⟨

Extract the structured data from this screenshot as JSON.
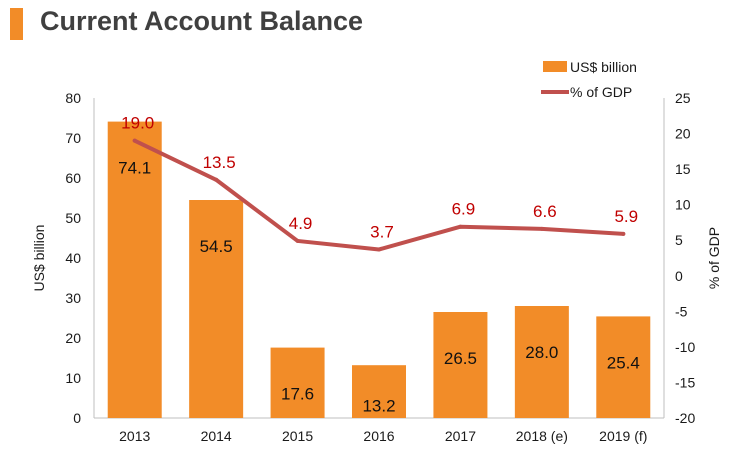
{
  "header": {
    "title": "Current Account Balance"
  },
  "colors": {
    "accent": "#f28c28",
    "bar": "#f28c28",
    "line": "#c0504d",
    "line_label": "#c00000",
    "text": "#1a1a1a"
  },
  "chart_data": {
    "type": "bar",
    "categories": [
      "2013",
      "2014",
      "2015",
      "2016",
      "2017",
      "2018 (e)",
      "2019 (f)"
    ],
    "series": [
      {
        "name": "US$ billion",
        "type": "bar",
        "axis": "left",
        "values": [
          74.1,
          54.5,
          17.6,
          13.2,
          26.5,
          28.0,
          25.4
        ]
      },
      {
        "name": "% of GDP",
        "type": "line",
        "axis": "right",
        "values": [
          19.0,
          13.5,
          4.9,
          3.7,
          6.9,
          6.6,
          5.9
        ]
      }
    ],
    "value_labels": {
      "bars": [
        "74.1",
        "54.5",
        "17.6",
        "13.2",
        "26.5",
        "28.0",
        "25.4"
      ],
      "line": [
        "19.0",
        "13.5",
        "4.9",
        "3.7",
        "6.9",
        "6.6",
        "5.9"
      ]
    },
    "ylabel": "US$ billion",
    "y2label": "% of GDP",
    "ylim": [
      0,
      80
    ],
    "y2lim": [
      -20,
      25
    ],
    "yticks": [
      "0",
      "10",
      "20",
      "30",
      "40",
      "50",
      "60",
      "70",
      "80"
    ],
    "y2ticks": [
      "-20",
      "-15",
      "-10",
      "-5",
      "0",
      "5",
      "10",
      "15",
      "20",
      "25"
    ],
    "legend_position": "top-right",
    "grid": false
  }
}
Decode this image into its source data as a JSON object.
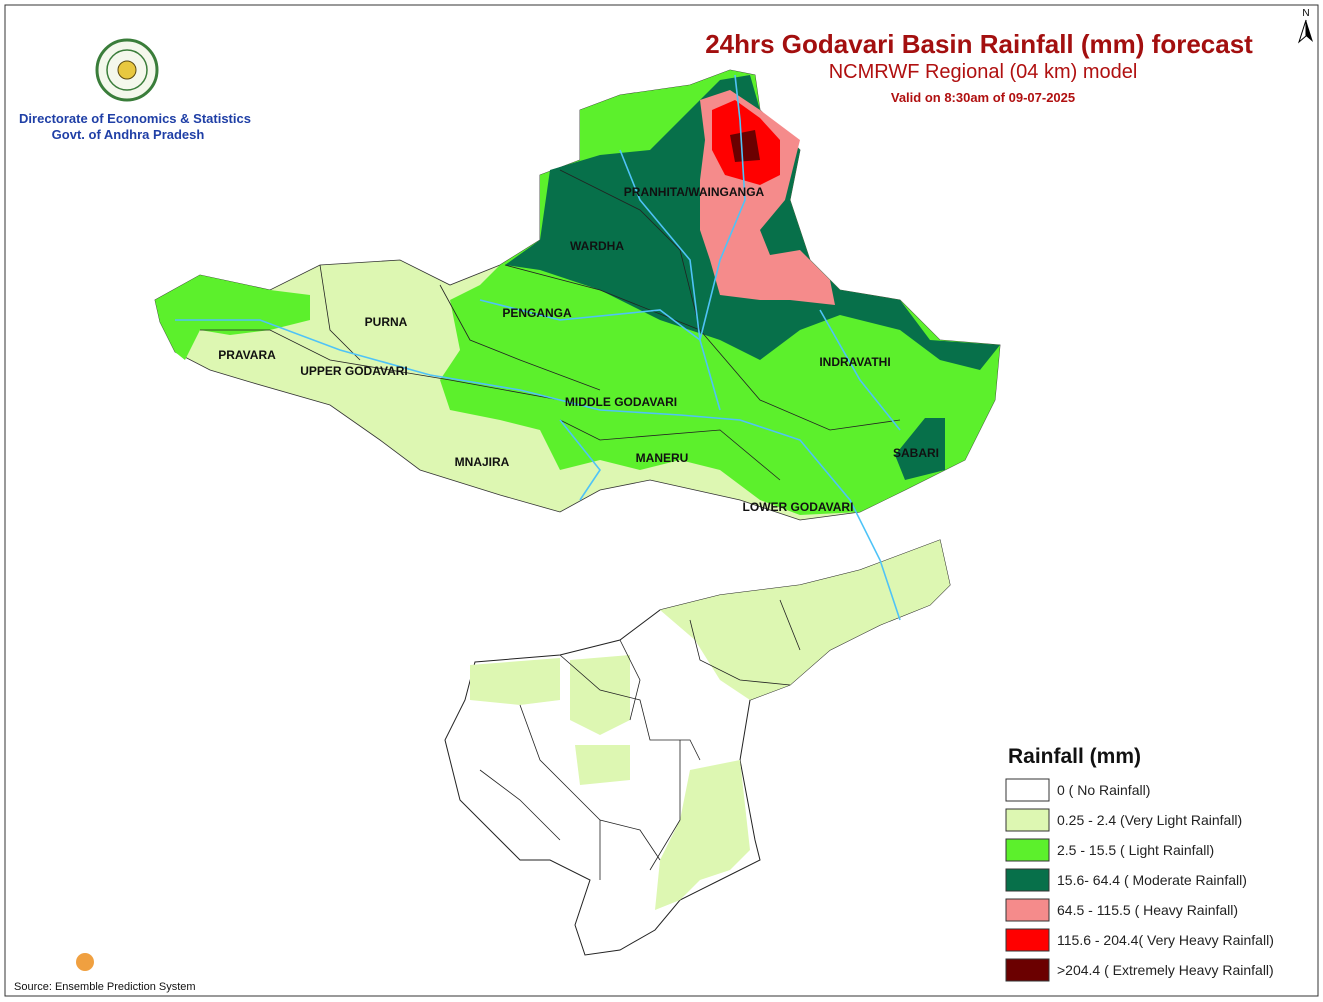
{
  "header": {
    "title": "24hrs Godavari Basin Rainfall (mm) forecast",
    "subtitle": "NCMRWF Regional (04 km) model",
    "valid": "Valid on 8:30am of 09-07-2025"
  },
  "organization": {
    "line1": "Directorate of Economics & Statistics",
    "line2": "Govt. of Andhra Pradesh"
  },
  "north": "N",
  "basins": [
    "PRANHITA/WAINGANGA",
    "WARDHA",
    "PENGANGA",
    "PURNA",
    "PRAVARA",
    "UPPER GODAVARI",
    "INDRAVATHI",
    "MIDDLE GODAVARI",
    "MNAJIRA",
    "MANERU",
    "SABARI",
    "LOWER GODAVARI"
  ],
  "legend": {
    "title": "Rainfall (mm)",
    "items": [
      {
        "label": "0 ( No Rainfall)",
        "color": "#ffffff"
      },
      {
        "label": "0.25 - 2.4 (Very Light Rainfall)",
        "color": "#ddf7b2"
      },
      {
        "label": "2.5 - 15.5 ( Light Rainfall)",
        "color": "#5cf02c"
      },
      {
        "label": "15.6- 64.4 ( Moderate Rainfall)",
        "color": "#07704a"
      },
      {
        "label": "64.5 - 115.5 ( Heavy Rainfall)",
        "color": "#f58b8b"
      },
      {
        "label": "115.6 - 204.4( Very Heavy Rainfall)",
        "color": "#ff0000"
      },
      {
        "label": ">204.4 ( Extremely Heavy Rainfall)",
        "color": "#6b0000"
      }
    ]
  },
  "source": "Source: Ensemble Prediction System"
}
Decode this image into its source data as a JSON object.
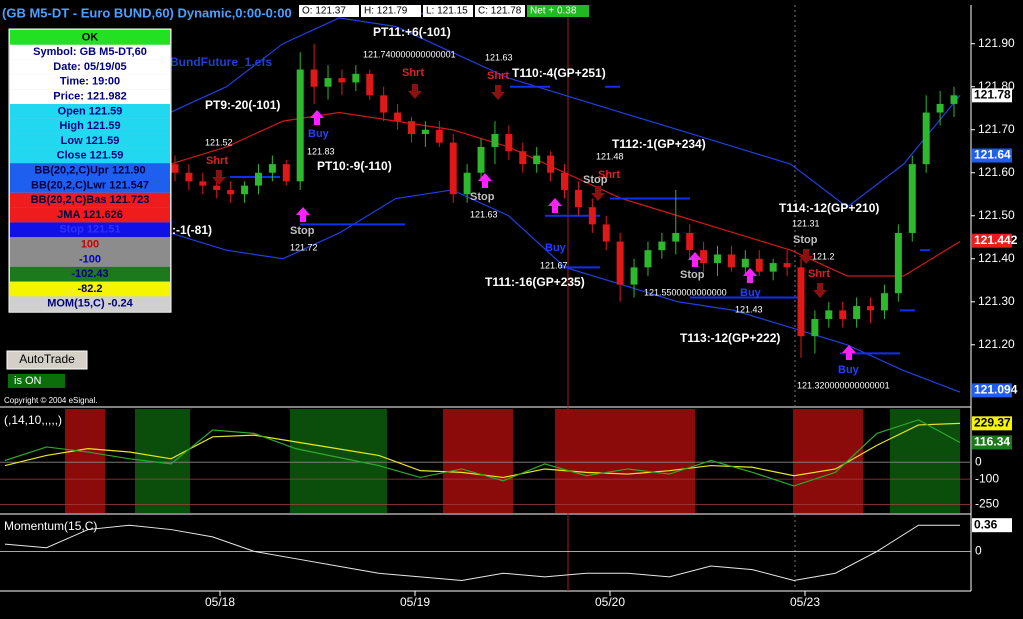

⟩

Directions
Restate the whole listing above exactly, please, omitting every image.

Final answer
Extract the structured data from this screenshot as JSON.
{
  "header": {
    "title": "Current Account Balance"
  },
  "colors": {
    "accent": "#f28c28",
    "bar": "#f28c28",
    "line": "#c0504d",
    "line_label": "#c00000",
    "text": "#1a1a1a"
  },
  "chart_data": {
    "type": "bar",
    "categories": [
      "2013",
      "2014",
      "2015",
      "2016",
      "2017",
      "2018 (e)",
      "2019 (f)"
    ],
    "series": [
      {
        "name": "US$ billion",
        "type": "bar",
        "axis": "left",
        "values": [
          74.1,
          54.5,
          17.6,
          13.2,
          26.5,
          28.0,
          25.4
        ]
      },
      {
        "name": "% of GDP",
        "type": "line",
        "axis": "right",
        "values": [
          19.0,
          13.5,
          4.9,
          3.7,
          6.9,
          6.6,
          5.9
        ]
      }
    ],
    "value_labels": {
      "bars": [
        "74.1",
        "54.5",
        "17.6",
        "13.2",
        "26.5",
        "28.0",
        "25.4"
      ],
      "line": [
        "19.0",
        "13.5",
        "4.9",
        "3.7",
        "6.9",
        "6.6",
        "5.9"
      ]
    },
    "ylabel": "US$ billion",
    "y2label": "% of GDP",
    "ylim": [
      0,
      80
    ],
    "y2lim": [
      -20,
      25
    ],
    "yticks": [
      "0",
      "10",
      "20",
      "30",
      "40",
      "50",
      "60",
      "70",
      "80"
    ],
    "y2ticks": [
      "-20",
      "-15",
      "-10",
      "-5",
      "0",
      "5",
      "10",
      "15",
      "20",
      "25"
    ],
    "legend_position": "top-right",
    "grid": false
  }
}
Decode this image into its source data as a JSON object.
{
  "header": {
    "title": "24hrs Godavari Basin Rainfall (mm) forecast",
    "subtitle": "NCMRWF Regional (04 km) model",
    "valid": "Valid on 8:30am of 09-07-2025"
  },
  "organization": {
    "line1": "Directorate of Economics & Statistics",
    "line2": "Govt. of Andhra Pradesh"
  },
  "north": "N",
  "basins": [
    "PRANHITA/WAINGANGA",
    "WARDHA",
    "PENGANGA",
    "PURNA",
    "PRAVARA",
    "UPPER GODAVARI",
    "INDRAVATHI",
    "MIDDLE GODAVARI",
    "MNAJIRA",
    "MANERU",
    "SABARI",
    "LOWER GODAVARI"
  ],
  "legend": {
    "title": "Rainfall (mm)",
    "items": [
      {
        "label": "0 ( No Rainfall)",
        "color": "#ffffff"
      },
      {
        "label": "0.25 - 2.4 (Very Light Rainfall)",
        "color": "#ddf7b2"
      },
      {
        "label": "2.5 - 15.5 ( Light Rainfall)",
        "color": "#5cf02c"
      },
      {
        "label": "15.6- 64.4 ( Moderate Rainfall)",
        "color": "#07704a"
      },
      {
        "label": "64.5 - 115.5 ( Heavy Rainfall)",
        "color": "#f58b8b"
      },
      {
        "label": "115.6 - 204.4( Very Heavy Rainfall)",
        "color": "#ff0000"
      },
      {
        "label": ">204.4 ( Extremely Heavy Rainfall)",
        "color": "#6b0000"
      }
    ]
  },
  "source": "Source: Ensemble Prediction System"
}
Decode this image into its source data as a JSON object.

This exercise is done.